== GIVEN TASK ==
Reproduce each line bearing the word "step".

== Dataset records ==
◆ ◆ ◆

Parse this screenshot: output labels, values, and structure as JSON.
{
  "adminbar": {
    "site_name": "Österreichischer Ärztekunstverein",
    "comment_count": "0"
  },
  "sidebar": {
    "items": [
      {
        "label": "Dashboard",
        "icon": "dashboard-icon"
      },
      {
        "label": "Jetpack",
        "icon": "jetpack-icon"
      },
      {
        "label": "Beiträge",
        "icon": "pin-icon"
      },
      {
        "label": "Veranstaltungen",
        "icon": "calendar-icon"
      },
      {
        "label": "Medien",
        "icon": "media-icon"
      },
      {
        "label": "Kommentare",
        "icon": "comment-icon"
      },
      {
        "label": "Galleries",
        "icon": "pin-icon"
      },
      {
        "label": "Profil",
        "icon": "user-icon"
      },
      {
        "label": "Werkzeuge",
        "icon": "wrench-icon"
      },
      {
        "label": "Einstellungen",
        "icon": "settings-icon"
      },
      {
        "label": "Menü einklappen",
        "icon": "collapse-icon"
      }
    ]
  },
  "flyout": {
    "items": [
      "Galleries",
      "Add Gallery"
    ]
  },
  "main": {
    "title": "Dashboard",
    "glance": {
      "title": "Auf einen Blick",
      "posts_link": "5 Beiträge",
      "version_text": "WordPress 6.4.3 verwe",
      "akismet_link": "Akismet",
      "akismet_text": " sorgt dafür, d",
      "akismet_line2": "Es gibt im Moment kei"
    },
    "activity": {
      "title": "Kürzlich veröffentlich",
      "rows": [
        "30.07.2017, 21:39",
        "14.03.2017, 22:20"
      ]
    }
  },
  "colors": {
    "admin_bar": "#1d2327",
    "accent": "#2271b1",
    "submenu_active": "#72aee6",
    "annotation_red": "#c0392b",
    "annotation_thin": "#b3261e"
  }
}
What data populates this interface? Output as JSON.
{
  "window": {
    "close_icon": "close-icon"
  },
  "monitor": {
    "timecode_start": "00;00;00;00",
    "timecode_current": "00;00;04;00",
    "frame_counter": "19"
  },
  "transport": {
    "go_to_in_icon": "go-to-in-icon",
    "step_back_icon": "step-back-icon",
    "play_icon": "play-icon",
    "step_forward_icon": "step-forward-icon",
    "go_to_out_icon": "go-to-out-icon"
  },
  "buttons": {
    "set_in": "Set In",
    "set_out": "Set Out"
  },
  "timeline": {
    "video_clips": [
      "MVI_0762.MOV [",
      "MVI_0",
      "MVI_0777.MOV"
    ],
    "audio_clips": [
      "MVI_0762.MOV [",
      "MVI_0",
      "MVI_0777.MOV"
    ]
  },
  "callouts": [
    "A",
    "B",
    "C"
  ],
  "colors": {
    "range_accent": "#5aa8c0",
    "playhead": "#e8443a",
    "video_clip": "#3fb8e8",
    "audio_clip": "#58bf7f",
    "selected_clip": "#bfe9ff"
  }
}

◆ ◆ ◆

== RESULT ==
    "step_back_icon": "step-back-icon",
    "step_forward_icon": "step-forward-icon",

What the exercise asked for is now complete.